● TASK DETAILS: Look through the listing and locate every line containing the word "áreas"; copy those lines.

● RECORD EXCERPTS:
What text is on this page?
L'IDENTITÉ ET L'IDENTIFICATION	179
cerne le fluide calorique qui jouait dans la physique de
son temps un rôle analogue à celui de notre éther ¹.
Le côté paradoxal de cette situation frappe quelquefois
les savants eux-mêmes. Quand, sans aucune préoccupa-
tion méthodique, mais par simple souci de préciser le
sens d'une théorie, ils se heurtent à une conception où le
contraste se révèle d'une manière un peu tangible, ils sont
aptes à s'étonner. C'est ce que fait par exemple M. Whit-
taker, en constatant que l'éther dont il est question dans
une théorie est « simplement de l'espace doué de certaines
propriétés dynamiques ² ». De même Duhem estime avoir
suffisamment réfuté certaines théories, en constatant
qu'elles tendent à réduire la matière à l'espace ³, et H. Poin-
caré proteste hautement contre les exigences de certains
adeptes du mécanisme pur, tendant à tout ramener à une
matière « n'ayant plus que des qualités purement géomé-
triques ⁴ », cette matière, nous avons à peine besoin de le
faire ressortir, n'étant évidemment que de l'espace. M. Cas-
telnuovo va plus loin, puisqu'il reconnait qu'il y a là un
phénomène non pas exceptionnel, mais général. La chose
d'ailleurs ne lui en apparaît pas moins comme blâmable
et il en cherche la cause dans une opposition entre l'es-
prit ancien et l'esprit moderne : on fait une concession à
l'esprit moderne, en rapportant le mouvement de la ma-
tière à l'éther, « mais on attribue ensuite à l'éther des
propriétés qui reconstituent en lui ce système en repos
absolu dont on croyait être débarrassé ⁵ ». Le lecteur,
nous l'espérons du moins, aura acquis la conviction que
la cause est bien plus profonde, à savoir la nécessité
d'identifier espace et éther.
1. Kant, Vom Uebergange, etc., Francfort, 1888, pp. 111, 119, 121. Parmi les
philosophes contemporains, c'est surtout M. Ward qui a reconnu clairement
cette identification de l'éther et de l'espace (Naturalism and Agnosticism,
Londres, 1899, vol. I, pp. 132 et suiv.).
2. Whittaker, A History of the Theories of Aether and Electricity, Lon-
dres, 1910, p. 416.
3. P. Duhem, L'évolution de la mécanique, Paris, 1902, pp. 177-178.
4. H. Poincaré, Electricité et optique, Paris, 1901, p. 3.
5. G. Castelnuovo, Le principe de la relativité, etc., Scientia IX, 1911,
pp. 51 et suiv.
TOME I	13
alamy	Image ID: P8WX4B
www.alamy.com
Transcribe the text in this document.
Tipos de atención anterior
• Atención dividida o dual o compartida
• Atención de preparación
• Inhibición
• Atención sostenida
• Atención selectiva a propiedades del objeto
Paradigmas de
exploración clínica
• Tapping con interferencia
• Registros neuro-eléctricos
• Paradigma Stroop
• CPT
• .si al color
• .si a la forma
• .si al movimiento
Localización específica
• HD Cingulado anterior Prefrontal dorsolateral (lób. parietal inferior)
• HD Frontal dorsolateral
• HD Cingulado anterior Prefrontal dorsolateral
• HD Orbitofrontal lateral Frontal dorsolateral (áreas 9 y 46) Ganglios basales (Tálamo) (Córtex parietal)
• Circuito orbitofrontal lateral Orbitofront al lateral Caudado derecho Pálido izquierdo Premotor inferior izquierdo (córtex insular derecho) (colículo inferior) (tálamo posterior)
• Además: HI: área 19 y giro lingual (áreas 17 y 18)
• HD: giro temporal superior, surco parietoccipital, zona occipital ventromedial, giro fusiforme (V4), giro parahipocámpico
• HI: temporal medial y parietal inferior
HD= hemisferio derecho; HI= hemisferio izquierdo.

● CORRECT ANSWER:
• HD Orbitofrontal lateral Frontal dorsolateral (áreas 9 y 46) Ganglios basales (Tálamo) (Córtex parietal)
• Además: HI: área 19 y giro lingual (áreas 17 y 18)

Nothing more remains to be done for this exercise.